**Description of the task**:
From the records below, copy every line that contains the word "maydonlarni".

Stored entries
— start —

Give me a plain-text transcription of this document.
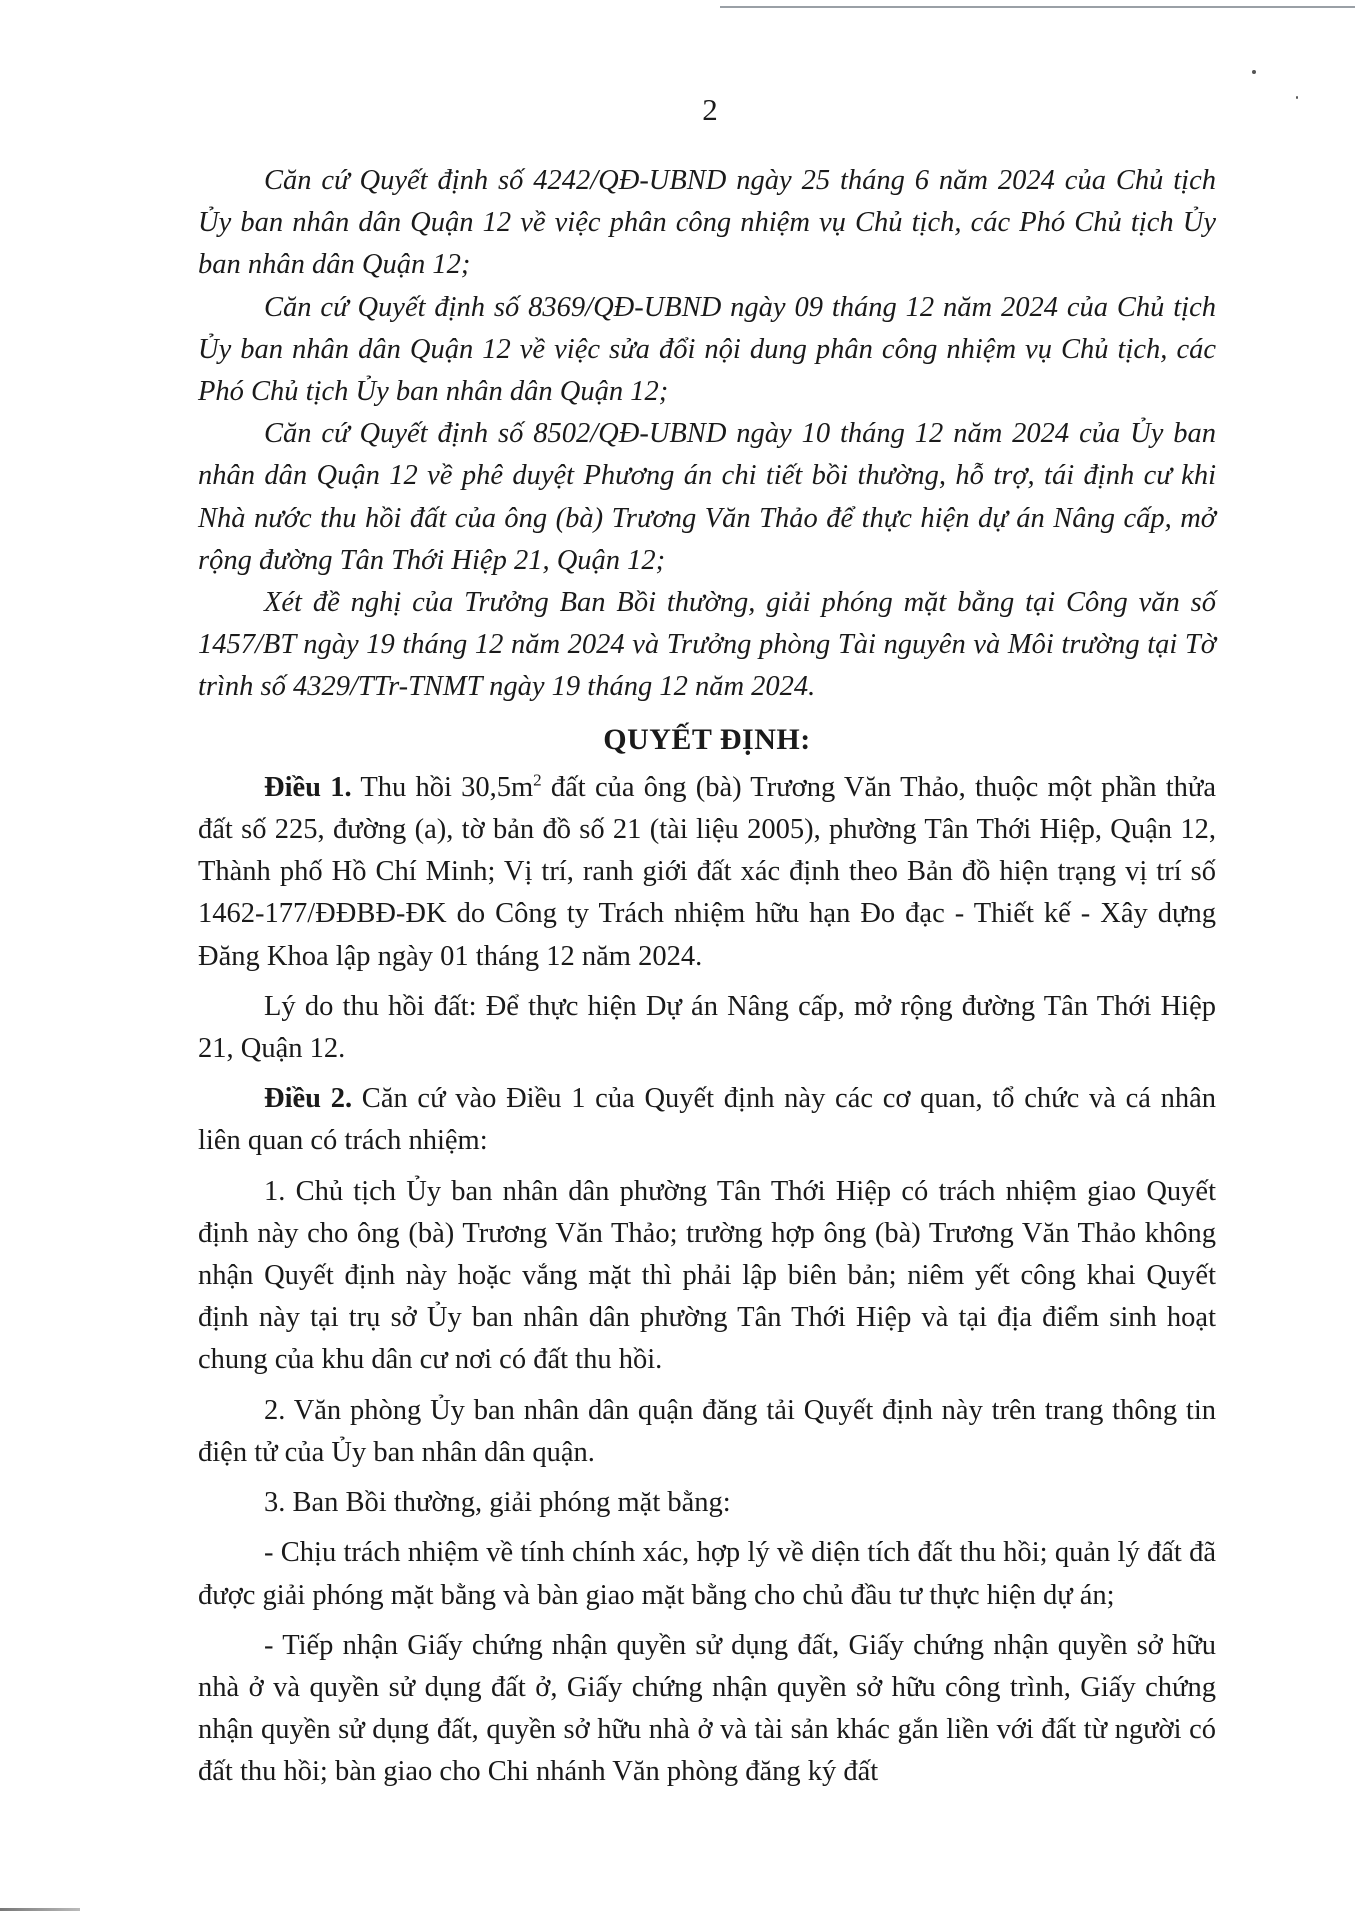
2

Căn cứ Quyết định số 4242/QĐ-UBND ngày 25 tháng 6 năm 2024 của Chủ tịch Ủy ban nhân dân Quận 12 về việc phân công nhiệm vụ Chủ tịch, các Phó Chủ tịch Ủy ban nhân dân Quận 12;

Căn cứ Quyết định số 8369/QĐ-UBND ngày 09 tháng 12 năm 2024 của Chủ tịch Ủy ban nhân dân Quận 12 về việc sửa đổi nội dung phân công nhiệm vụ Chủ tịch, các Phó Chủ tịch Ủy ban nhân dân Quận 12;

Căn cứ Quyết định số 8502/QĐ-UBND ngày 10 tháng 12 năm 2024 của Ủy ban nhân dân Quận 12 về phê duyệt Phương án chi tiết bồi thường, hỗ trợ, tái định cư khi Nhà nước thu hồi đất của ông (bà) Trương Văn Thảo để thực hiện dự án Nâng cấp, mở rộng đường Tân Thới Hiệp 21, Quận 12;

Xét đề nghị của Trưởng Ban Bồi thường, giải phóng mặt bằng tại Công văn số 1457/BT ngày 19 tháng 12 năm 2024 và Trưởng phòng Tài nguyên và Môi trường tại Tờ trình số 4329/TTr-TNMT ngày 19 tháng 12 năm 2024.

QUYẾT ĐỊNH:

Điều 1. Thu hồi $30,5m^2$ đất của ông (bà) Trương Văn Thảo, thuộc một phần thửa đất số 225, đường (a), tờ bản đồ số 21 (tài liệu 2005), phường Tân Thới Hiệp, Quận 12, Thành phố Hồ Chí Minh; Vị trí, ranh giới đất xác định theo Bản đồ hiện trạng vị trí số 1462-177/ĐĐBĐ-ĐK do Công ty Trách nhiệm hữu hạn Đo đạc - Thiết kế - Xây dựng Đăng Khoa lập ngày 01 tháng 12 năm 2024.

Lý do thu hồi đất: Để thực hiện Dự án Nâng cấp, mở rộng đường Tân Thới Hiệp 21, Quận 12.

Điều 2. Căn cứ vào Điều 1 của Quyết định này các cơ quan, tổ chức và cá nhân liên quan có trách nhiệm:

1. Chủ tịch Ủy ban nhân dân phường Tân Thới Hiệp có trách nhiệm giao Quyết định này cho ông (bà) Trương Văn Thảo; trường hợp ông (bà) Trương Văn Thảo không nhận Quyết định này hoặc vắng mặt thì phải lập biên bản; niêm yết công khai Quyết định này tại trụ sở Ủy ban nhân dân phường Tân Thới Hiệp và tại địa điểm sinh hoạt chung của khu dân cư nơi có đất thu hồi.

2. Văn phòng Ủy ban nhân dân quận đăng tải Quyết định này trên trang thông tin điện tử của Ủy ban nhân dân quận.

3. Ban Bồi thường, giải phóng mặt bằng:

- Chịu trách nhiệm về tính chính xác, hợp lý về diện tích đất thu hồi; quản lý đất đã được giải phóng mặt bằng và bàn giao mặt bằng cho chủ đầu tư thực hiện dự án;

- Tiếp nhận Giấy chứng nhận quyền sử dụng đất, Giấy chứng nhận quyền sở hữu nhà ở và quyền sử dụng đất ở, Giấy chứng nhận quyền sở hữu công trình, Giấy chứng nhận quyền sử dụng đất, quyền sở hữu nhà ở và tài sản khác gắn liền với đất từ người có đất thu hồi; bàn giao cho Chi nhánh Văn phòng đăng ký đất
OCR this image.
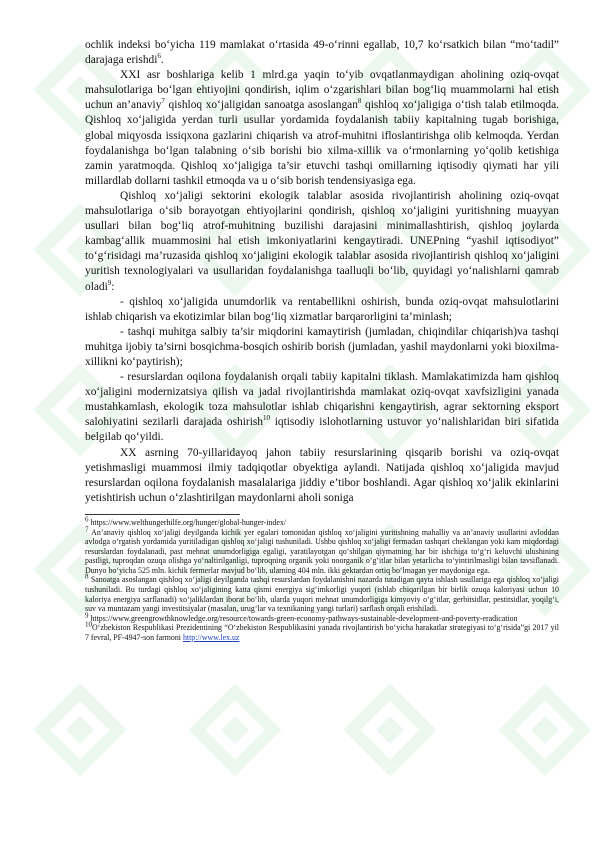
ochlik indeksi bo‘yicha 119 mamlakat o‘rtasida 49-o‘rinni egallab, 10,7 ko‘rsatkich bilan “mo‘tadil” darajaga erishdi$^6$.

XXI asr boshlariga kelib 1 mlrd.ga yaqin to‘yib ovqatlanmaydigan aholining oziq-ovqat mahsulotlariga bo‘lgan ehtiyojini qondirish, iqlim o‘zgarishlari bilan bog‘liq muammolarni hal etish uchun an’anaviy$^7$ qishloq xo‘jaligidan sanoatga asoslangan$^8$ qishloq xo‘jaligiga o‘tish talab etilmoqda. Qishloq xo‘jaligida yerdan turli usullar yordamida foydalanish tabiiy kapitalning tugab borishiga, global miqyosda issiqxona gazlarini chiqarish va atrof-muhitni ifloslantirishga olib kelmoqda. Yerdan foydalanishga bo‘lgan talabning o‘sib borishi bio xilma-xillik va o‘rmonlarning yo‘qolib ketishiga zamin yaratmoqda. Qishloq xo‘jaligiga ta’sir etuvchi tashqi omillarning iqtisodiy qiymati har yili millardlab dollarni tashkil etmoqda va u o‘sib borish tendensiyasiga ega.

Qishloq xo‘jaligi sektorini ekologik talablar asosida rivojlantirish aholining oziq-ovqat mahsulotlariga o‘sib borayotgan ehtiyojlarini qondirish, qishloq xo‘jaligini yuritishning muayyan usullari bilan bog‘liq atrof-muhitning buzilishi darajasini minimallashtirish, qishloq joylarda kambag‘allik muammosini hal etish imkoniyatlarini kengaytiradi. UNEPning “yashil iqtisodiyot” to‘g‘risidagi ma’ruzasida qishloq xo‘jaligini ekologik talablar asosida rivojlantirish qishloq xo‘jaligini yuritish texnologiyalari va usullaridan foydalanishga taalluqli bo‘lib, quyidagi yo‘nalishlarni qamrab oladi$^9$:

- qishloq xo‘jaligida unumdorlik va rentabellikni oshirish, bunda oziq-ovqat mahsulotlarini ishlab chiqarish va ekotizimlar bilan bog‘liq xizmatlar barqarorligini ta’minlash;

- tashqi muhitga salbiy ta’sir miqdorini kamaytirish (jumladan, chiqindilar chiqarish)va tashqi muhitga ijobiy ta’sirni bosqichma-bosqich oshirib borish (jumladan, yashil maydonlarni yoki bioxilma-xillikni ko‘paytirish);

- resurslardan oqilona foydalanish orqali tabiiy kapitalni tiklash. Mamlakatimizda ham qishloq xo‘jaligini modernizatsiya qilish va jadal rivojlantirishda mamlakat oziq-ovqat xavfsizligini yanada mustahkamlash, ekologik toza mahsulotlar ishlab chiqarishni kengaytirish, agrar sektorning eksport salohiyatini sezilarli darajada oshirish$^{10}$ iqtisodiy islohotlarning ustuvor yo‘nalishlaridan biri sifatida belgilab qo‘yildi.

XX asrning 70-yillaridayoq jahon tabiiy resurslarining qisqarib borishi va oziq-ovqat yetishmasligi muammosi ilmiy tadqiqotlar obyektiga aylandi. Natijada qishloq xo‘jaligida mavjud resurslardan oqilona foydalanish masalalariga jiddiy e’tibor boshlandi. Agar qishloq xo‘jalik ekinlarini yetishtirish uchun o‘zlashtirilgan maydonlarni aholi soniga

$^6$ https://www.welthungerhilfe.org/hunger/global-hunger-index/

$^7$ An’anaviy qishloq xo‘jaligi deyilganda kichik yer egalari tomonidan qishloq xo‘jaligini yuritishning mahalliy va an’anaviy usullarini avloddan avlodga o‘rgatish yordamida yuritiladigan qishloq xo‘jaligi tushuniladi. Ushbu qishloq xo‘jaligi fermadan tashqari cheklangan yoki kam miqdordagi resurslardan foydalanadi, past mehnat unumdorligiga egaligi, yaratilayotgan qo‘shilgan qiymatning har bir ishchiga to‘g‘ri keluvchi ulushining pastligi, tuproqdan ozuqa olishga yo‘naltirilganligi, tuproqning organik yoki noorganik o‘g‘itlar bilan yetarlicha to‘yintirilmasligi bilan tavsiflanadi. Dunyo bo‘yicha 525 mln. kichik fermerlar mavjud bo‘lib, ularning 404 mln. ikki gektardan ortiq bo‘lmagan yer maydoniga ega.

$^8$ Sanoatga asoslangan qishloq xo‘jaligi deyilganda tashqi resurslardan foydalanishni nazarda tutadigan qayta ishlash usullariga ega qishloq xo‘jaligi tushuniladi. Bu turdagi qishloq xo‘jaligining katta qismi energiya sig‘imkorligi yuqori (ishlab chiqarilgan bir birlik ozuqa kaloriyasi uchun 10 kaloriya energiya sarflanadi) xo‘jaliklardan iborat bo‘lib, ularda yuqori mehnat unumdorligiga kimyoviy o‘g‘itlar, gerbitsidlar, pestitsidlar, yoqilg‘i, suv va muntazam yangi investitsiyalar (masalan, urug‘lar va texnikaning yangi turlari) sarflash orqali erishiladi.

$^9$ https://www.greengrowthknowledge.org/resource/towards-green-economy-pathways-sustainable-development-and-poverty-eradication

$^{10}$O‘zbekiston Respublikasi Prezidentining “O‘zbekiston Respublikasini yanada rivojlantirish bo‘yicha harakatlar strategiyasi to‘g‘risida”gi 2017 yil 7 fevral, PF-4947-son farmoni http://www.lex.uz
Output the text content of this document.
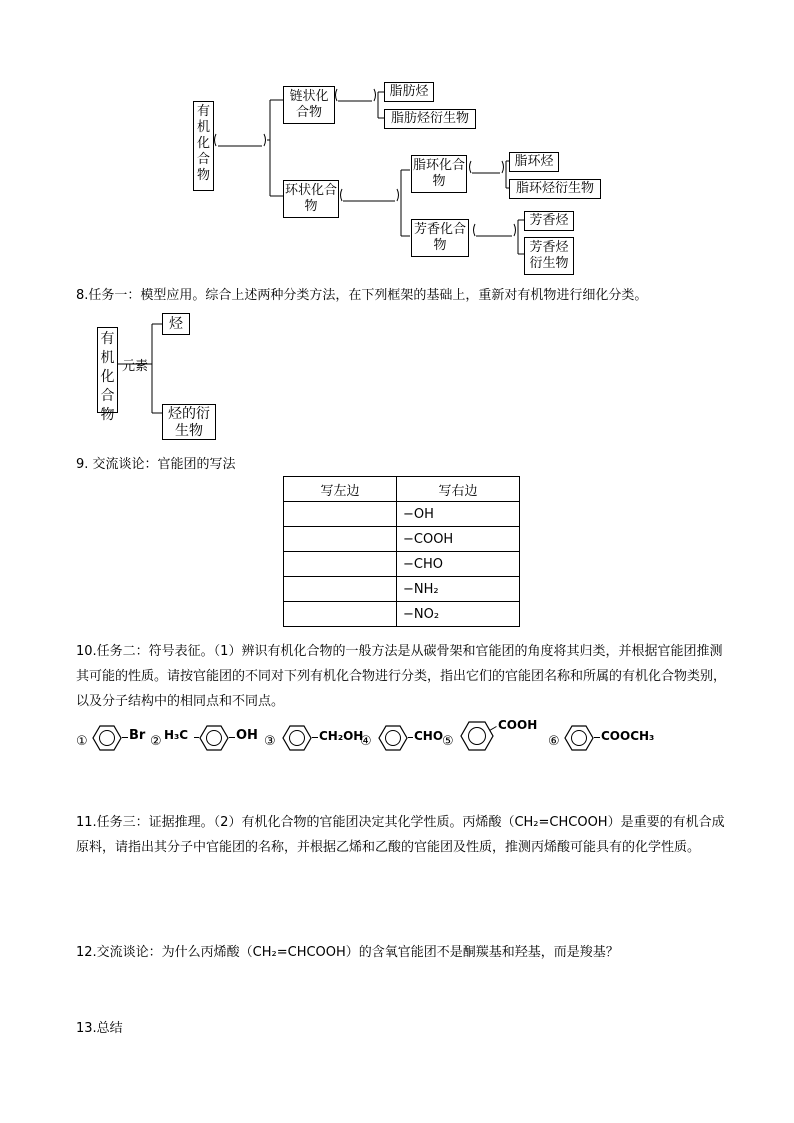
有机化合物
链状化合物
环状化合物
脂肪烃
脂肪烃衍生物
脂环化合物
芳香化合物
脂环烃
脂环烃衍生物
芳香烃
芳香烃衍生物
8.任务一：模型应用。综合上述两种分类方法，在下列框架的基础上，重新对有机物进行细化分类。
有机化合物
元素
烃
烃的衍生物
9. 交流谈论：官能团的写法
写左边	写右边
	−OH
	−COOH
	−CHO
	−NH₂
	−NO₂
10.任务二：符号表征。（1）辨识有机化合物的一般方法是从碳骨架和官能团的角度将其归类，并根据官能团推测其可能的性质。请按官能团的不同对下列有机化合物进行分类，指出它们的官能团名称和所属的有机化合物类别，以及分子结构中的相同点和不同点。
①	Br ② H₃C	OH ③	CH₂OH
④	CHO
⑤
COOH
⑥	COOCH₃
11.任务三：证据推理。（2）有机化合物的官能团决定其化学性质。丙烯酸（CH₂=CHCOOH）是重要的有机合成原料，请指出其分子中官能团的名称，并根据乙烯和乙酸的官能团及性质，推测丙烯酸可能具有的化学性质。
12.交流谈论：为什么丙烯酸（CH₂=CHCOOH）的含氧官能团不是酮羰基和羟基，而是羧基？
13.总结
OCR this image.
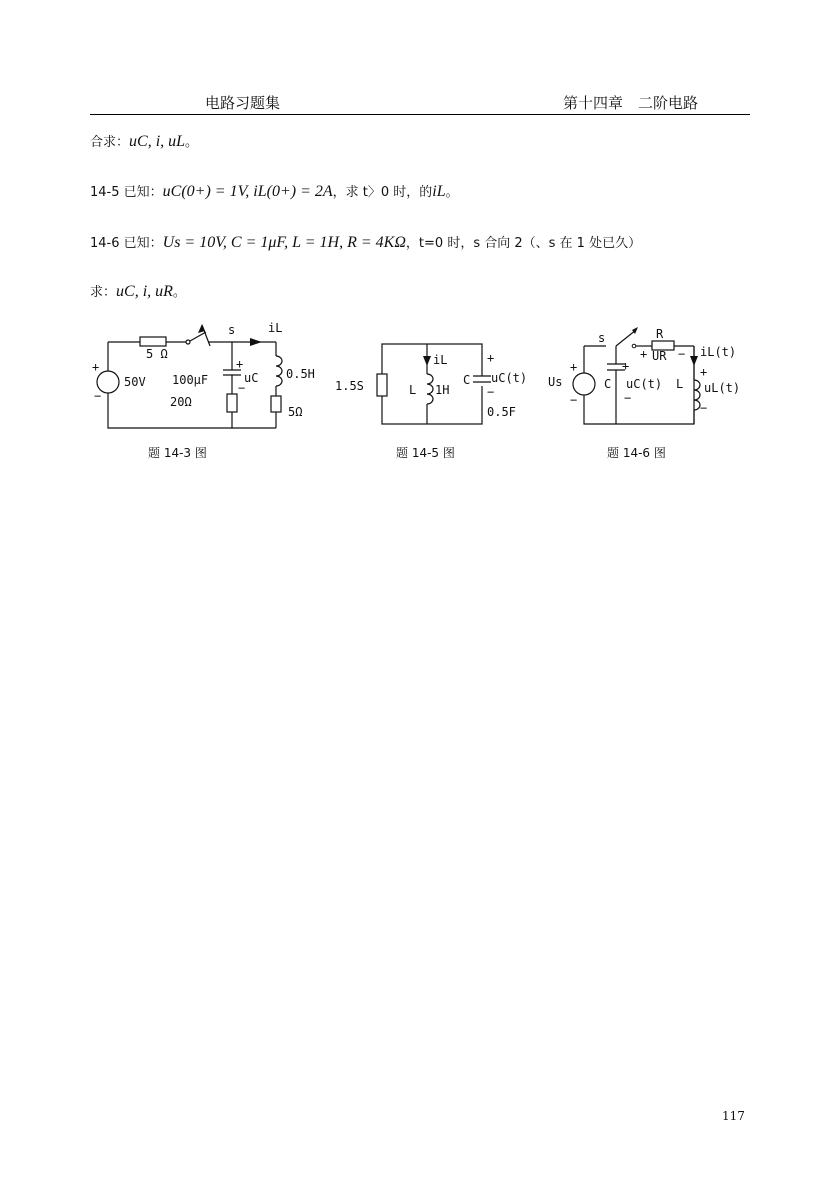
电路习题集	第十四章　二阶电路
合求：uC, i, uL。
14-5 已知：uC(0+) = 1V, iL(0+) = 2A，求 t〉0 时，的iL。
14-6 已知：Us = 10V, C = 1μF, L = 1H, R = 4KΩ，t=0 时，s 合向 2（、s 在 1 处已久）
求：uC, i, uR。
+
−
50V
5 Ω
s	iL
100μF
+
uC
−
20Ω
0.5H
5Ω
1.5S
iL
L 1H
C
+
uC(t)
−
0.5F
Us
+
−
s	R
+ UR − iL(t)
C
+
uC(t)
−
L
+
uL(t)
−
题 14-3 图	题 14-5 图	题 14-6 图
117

— end —

**Response to the exercise**:
- tashqi muhitga salbiy ta’sir miqdorini kamaytirish (jumladan, chiqindilar chiqarish)va tashqi muhitga ijobiy ta’sirni bosqichma-bosqich oshirib borish (jumladan, yashil maydonlarni yoki bioxilma-xillikni ko‘paytirish);
XX asrning 70-yillaridayoq jahon tabiiy resurslarining qisqarib borishi va oziq-ovqat yetishmasligi muammosi ilmiy tadqiqotlar obyektiga aylandi. Natijada qishloq xo‘jaligida mavjud resurslardan oqilona foydalanish masalalariga jiddiy e’tibor boshlandi. Agar qishloq xo‘jalik ekinlarini yetishtirish uchun o‘zlashtirilgan maydonlarni aholi soniga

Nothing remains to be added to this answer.